C’était il y a une vingtaine d’années. Nous étions tout un groupe de médecins généralistes (on disait comme ça, à l’époque), participant à un cours de formation continue sur la relation entre le médecin et les assurances.
L’orateur, médecin-conseil, qui décrivait les assurés, nos patients, comme une bande de tricheurs, nous lança cette remarque : «Nombreux, parmi vous, auraient mieux fait de choisir la profession d’avocat, plutôt que celle de médecin, à voir comme vous prenez la défense de vos patients». Et de nous faire la morale : «Vous n’avez pas à prendre parti dans les relations, parfois conflictuelles, des patients avec leurs assurances. Contentez-vous d’essayer de les soigner !» J’étais sorti de ce séminaire encore plus révolté que j’y étais entré.
Trente-trois ans de pratique de la médecine de famille m’ont convaincu maintes fois du contraire : nous devons, bien souvent, prendre la défense de nos patients, pas si rarement maltraités, dans le monde du travail, dans les dédales de certaines administrations publiques, du chômage ou de l’AI, de certaines caisses maladie ou d’assurances privées, à l’aide sociale, dans le système médical aussi.
On nous reproche de manquer d’objectivité, reproche qui nous honore. Difficile, en effet, d’avoir en même temps l’empathie d’un médecin et l’objectivité d’un juge.
Mais ce reproche – comble d’ironie – confirmé dans une jurisprudence du tribunal fédéral, nous vient souvent de la part d’employés d’assurances, de l’AI par exemple, qui ne doutent pas un instant, eux, de leur propre objectivité ! Que penser, en effet, de l’impartialité de personnes soumises constamment à des pressions financières et politiques ? Pour ma part, à devoir être parfois insuffisamment objectif, je préfère, en toute conscience, me trouver du côté de l’humain.
On représente généralement la justice avec son glaive et sa balance,… les yeux bandés. C’est son rôle. En tant que médecin, j’ai toujours préféré les garder grands ouverts sur les injustices dont sont victimes tant d’humains dans ce monde.

Exercices =>
**a.** D'après le texte sur le médecin et les assurances, quelle profession l'orateur du cours estimait-il que beaucoup de participants auraient mieux fait de choisir ?
**b.** Rédigez la suite du texte sur le médecin et les assurances, à partir de sa dernière phrase.
Les items ci-dessous proviennent d'une source distincte de celle du texte.

Section des données =>

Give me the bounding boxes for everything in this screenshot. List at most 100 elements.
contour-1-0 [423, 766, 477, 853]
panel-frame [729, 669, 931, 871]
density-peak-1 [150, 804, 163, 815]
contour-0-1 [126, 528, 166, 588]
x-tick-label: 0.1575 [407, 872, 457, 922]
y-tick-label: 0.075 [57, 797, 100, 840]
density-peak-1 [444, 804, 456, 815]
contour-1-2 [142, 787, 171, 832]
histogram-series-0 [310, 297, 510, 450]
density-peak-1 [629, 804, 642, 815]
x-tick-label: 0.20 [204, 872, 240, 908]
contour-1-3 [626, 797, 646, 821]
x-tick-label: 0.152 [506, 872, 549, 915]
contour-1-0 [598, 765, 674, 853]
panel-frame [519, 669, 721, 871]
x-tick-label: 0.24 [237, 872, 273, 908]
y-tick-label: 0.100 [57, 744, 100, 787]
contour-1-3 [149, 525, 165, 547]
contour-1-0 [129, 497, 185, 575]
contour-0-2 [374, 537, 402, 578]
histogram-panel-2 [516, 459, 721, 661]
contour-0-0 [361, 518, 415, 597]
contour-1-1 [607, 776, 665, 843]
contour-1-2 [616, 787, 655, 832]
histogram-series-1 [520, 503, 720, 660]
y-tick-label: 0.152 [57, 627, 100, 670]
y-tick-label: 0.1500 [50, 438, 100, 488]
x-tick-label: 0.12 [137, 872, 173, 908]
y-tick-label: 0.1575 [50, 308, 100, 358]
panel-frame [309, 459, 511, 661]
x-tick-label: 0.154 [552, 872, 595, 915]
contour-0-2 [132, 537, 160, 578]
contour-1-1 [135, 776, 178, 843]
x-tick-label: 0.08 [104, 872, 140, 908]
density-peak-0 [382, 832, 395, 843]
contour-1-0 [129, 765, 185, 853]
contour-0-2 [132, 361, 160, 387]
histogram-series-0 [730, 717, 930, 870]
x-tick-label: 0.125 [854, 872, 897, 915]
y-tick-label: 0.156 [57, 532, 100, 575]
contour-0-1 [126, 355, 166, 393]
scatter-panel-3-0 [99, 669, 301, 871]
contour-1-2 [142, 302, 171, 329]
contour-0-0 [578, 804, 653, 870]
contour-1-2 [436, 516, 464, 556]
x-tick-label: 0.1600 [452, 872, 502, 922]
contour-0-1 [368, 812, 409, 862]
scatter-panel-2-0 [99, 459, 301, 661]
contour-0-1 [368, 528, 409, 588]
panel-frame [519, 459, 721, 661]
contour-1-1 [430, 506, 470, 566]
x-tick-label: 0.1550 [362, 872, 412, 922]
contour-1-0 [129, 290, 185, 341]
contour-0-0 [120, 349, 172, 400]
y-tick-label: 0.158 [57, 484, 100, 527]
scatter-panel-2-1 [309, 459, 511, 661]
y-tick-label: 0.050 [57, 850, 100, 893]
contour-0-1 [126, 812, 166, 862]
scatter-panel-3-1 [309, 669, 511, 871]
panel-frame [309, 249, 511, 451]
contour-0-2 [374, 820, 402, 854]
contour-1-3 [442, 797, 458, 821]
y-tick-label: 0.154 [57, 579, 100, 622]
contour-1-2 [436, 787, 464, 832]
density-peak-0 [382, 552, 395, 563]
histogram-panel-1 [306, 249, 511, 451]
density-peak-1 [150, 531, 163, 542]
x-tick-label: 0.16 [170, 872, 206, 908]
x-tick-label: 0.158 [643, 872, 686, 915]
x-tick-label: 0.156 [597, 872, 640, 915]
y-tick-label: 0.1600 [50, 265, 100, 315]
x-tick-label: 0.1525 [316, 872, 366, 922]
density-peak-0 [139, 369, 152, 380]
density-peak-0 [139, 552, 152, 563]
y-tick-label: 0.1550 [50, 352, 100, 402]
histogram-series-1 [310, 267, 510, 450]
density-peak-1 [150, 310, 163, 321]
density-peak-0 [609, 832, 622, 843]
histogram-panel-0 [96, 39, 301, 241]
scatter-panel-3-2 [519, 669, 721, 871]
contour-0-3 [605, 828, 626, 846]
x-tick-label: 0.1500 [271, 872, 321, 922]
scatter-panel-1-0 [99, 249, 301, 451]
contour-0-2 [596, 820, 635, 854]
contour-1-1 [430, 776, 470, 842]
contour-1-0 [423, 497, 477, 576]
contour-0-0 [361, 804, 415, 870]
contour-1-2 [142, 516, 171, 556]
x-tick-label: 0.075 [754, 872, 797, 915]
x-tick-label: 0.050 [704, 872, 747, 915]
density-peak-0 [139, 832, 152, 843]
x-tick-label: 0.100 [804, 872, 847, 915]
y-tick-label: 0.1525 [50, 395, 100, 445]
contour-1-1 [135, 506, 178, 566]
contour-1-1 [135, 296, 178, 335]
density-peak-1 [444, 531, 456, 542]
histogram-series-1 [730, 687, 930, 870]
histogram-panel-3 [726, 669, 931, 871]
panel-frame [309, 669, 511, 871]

Réponses par exercice =>
**a.** Celle d'avocat.

**b.**
Advocacy, belle valeur éthique développée au début des années 2000 dans le milieu des soins, et qui figure déjà dans plusieurs chartes nationales, notamment au Canada. A cultiver soigneusement. Continuons, chers et chères Collègues, à nous indigner, à prendre la défense de nos patientes et de nos patients en situation de vulnérabilité ou de dépendance, chaque fois que nous le jugeons nécessaire. On rencontre des «enfants battus» de toute sorte et à tout âge…
Au travers des siècles, de nombreux médecins ont dû faire allégeance aux pires dictatures. Mais d’autres, heureusement, se sont battus aux côtés des plus démunis. Lisez le magnifique roman historique de Philippe Favre : «1352, un médecin contre la tyrannie» (Editions Favre, Lausanne, 2014), et vous verrez que la lutte de notre corporation contre les tyrans ne date pas d’hier ! Aujourd’hui, dans un système économique impitoyable, les plus vulnérables sont poussés dans le fossé du chômage, de l’AI ou de l’aide sociale, et accusés ensuite de coûter trop cher à la société. Quel odieux cynisme !
Les châteaux forts ont changé d’allure et les donjons sont moins visibles qu’au quatorzième siècle, mais les abus de pouvoir demeurent, nous en sommes témoins.